- TASK BRIEF: Produce a verbatim transcription of the records below, beginning at the line containing "Serialize everything readable" and ending at the final line; include only those lines.

□ □ □ □

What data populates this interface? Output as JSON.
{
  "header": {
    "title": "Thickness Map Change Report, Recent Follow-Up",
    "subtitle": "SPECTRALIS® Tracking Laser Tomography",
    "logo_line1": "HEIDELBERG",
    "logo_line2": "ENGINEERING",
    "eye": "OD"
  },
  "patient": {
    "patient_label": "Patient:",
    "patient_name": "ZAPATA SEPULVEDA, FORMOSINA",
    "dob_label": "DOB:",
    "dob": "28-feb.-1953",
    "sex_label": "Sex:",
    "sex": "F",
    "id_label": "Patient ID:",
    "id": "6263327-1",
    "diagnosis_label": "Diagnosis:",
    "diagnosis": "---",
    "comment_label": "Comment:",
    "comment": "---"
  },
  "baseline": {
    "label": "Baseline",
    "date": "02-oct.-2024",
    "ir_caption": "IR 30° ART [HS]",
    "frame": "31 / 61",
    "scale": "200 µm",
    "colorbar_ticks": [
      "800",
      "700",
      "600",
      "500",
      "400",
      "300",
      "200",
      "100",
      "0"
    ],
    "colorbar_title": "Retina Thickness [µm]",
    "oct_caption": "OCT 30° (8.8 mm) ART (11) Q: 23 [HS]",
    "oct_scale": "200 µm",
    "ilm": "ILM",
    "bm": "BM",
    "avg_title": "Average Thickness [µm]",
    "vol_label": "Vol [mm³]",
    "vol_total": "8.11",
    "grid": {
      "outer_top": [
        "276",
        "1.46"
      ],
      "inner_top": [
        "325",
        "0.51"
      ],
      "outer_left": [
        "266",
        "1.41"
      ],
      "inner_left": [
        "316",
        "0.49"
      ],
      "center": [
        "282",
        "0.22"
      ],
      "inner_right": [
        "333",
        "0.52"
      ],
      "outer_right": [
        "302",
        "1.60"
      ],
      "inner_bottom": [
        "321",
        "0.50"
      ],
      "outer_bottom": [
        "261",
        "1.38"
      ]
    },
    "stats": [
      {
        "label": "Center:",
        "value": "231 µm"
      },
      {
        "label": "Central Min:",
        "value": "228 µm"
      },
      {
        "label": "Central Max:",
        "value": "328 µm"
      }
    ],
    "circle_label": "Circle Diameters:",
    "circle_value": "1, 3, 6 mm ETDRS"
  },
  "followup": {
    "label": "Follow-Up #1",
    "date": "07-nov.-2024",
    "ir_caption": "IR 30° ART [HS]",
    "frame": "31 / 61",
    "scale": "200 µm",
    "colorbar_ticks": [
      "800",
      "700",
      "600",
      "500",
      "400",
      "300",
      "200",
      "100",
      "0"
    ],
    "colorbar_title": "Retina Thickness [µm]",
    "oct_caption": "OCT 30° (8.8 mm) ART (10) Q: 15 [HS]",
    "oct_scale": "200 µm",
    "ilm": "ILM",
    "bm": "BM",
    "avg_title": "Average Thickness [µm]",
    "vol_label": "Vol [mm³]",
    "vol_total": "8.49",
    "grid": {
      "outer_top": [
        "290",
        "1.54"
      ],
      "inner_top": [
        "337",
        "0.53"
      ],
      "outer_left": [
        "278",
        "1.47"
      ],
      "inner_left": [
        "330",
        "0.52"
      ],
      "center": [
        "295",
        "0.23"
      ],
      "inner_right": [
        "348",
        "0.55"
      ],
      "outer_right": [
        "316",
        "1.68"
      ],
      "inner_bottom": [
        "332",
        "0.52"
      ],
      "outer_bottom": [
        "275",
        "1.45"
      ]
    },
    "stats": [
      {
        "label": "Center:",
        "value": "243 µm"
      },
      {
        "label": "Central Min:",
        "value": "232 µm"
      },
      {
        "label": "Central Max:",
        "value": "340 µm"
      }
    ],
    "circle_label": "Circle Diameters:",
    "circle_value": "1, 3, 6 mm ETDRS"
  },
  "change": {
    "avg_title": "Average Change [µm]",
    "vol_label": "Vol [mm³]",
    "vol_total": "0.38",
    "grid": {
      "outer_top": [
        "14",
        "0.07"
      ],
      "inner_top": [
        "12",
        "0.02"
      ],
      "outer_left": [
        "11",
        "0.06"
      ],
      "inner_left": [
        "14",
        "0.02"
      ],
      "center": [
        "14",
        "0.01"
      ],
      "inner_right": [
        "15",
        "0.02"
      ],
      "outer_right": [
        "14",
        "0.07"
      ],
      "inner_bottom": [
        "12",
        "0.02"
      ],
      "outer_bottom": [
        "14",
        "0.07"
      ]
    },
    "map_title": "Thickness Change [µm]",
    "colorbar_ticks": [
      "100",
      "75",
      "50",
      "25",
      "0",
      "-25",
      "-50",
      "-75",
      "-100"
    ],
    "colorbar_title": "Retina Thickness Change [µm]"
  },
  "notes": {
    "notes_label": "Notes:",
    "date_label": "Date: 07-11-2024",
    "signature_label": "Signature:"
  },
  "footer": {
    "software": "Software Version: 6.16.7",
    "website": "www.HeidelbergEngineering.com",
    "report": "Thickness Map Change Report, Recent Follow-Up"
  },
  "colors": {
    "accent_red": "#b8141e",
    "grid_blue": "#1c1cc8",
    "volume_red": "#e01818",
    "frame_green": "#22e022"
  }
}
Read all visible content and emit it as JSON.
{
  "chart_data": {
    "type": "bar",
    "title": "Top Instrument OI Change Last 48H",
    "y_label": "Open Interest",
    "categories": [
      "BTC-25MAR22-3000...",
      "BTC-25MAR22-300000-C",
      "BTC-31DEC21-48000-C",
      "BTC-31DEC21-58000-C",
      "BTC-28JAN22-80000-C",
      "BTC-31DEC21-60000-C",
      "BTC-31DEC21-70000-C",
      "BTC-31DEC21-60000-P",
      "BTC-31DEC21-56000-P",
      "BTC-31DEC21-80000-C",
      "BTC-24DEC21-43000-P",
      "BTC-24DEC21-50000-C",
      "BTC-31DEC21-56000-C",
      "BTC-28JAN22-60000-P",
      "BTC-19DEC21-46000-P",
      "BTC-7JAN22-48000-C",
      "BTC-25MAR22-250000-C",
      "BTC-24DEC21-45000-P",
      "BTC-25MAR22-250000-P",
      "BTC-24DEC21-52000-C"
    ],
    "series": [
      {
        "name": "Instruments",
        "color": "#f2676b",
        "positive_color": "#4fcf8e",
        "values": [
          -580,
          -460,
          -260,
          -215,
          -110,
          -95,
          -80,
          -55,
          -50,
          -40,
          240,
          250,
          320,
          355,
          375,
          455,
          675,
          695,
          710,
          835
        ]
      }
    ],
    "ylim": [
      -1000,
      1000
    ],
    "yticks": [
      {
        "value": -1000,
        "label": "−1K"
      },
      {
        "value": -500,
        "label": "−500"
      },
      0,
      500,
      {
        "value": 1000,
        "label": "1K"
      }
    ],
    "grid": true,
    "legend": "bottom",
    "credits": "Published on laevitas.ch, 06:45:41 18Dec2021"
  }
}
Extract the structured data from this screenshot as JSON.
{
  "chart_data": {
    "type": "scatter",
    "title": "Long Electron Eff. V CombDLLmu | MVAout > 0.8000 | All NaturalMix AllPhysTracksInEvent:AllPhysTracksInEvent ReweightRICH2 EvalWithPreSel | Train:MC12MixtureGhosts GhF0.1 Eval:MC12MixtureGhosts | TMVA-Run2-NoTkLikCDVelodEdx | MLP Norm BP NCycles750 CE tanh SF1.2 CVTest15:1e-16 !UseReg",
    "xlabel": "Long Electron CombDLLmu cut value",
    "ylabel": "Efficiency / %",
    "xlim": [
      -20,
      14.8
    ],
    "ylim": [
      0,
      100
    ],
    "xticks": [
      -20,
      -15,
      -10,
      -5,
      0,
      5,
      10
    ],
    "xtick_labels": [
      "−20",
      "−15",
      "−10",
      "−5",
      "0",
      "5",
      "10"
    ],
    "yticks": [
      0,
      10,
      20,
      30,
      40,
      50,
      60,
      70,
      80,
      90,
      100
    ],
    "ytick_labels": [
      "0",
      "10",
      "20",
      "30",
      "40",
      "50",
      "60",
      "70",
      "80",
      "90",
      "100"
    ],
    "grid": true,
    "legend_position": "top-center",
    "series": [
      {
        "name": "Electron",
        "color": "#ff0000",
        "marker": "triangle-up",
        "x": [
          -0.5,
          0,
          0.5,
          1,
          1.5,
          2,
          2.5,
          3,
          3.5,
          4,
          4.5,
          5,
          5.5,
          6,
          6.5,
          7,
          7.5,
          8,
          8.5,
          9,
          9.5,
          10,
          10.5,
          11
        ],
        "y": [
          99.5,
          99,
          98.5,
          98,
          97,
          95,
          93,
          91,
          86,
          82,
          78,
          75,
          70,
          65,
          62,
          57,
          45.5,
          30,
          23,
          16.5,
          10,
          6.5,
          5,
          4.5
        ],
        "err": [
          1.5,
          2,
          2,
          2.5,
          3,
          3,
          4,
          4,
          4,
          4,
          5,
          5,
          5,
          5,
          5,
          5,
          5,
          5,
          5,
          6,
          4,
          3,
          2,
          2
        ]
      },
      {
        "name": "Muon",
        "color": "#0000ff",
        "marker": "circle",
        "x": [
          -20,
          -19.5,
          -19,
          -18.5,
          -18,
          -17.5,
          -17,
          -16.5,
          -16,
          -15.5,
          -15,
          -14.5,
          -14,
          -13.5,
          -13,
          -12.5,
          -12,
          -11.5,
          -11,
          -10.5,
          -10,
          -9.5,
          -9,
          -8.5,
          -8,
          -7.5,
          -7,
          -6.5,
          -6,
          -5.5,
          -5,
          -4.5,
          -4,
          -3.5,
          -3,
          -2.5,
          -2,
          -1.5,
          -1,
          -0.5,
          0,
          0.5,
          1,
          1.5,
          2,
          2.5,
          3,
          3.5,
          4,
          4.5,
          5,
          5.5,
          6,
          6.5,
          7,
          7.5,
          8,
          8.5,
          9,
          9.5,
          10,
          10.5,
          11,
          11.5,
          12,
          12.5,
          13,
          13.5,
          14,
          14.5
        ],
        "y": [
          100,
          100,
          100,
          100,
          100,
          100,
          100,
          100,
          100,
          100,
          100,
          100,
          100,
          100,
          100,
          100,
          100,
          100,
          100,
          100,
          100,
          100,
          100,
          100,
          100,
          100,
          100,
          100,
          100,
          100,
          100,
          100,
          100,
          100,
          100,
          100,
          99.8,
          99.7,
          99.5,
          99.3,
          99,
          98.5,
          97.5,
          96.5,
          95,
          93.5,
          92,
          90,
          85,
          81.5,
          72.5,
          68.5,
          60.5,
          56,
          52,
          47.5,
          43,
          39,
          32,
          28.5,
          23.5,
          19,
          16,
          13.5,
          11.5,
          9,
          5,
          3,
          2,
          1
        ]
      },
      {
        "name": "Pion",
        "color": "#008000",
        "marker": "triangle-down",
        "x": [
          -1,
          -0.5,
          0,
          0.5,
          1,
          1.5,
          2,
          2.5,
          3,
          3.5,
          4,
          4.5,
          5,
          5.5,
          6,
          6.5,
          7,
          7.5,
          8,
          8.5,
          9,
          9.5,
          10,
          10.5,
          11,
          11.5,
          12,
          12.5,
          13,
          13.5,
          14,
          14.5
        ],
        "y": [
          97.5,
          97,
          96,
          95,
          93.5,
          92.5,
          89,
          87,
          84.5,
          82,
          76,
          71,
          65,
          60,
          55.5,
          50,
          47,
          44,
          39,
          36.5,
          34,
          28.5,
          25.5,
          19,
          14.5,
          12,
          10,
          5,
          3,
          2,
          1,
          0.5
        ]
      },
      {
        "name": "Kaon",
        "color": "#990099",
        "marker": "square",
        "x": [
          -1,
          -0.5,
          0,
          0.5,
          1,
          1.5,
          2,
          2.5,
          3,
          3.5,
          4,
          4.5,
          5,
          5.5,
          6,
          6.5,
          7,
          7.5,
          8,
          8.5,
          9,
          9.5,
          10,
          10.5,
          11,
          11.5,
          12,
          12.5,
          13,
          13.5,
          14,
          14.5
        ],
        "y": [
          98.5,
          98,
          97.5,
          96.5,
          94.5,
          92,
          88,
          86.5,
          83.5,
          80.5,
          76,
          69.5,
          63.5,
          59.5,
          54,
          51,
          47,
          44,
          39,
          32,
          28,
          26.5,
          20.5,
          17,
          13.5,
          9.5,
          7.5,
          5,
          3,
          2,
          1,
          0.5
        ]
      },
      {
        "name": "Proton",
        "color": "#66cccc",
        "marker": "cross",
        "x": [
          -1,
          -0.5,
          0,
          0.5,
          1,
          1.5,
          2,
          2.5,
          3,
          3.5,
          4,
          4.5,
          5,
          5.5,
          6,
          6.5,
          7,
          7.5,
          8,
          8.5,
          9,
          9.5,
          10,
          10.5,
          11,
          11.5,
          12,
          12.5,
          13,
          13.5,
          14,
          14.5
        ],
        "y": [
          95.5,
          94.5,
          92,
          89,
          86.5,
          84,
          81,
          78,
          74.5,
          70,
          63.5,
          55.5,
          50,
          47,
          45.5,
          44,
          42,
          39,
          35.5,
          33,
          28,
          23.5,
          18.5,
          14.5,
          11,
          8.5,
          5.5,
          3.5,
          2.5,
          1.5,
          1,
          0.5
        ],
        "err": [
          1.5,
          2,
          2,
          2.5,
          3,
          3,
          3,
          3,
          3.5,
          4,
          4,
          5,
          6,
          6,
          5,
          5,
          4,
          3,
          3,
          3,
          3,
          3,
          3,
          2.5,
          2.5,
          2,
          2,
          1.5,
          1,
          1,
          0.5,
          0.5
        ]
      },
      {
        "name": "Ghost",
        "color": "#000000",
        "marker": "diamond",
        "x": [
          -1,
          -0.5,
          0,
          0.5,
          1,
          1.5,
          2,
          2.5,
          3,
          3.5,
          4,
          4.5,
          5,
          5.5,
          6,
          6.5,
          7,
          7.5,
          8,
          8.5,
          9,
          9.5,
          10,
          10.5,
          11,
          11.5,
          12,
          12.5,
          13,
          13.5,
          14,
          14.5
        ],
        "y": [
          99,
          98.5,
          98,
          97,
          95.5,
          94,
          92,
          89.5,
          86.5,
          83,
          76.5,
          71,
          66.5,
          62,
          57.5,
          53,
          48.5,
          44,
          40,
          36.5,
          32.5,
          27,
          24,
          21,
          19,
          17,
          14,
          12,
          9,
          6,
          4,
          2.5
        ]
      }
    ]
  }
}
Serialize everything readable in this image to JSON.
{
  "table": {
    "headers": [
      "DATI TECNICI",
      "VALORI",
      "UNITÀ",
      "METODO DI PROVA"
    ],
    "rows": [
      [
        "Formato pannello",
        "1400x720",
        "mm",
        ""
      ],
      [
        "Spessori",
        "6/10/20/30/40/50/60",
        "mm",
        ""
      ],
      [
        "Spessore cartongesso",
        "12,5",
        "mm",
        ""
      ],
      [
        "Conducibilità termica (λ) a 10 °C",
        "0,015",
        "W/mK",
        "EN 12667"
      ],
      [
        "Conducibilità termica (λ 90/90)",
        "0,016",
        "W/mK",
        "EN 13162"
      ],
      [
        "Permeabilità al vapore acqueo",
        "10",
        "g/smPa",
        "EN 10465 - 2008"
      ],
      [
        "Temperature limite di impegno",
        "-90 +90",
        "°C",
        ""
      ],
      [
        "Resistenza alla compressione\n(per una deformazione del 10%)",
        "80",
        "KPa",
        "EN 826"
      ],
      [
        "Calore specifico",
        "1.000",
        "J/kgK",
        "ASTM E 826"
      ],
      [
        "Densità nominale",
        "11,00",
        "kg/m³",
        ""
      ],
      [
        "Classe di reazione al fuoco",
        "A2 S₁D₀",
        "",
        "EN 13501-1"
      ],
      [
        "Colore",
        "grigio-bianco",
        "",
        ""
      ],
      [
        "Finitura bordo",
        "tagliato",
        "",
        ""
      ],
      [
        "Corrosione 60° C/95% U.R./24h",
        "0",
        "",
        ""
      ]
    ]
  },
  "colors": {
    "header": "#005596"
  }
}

□ □ □ □

- CORRECT RESULT:
Serialize everything readable in this image to JSON.
{
  "table": {
    "headers": [
      "DATI TECNICI",
      "VALORI",
      "UNITÀ",
      "METODO DI PROVA"
    ],
    "rows": [
      [
        "Formato pannello",
        "1400x720",
        "mm",
        ""
      ],
      [
        "Spessori",
        "6/10/20/30/40/50/60",
        "mm",
        ""
      ],
      [
        "Spessore cartongesso",
        "12,5",
        "mm",
        ""
      ],
      [
        "Conducibilità termica (λ) a 10 °C",
        "0,015",
        "W/mK",
        "EN 12667"
      ],
      [
        "Conducibilità termica (λ 90/90)",
        "0,016",
        "W/mK",
        "EN 13162"
      ],
      [
        "Permeabilità al vapore acqueo",
        "10",
        "g/smPa",
        "EN 10465 - 2008"
      ],
      [
        "Temperature limite di impegno",
        "-90 +90",
        "°C",
        ""
      ],
      [
        "Resistenza alla compressione\n(per una deformazione del 10%)",
        "80",
        "KPa",
        "EN 826"
      ],
      [
        "Calore specifico",
        "1.000",
        "J/kgK",
        "ASTM E 826"
      ],
      [
        "Densità nominale",
        "11,00",
        "kg/m³",
        ""
      ],
      [
        "Classe di reazione al fuoco",
        "A2 S₁D₀",
        "",
        "EN 13501-1"
      ],
      [
        "Colore",
        "grigio-bianco",
        "",
        ""
      ],
      [
        "Finitura bordo",
        "tagliato",
        "",
        ""
      ],
      [
        "Corrosione 60° C/95% U.R./24h",
        "0",
        "",
        ""
      ]
    ]
  },
  "colors": {
    "header": "#005596"
  }
}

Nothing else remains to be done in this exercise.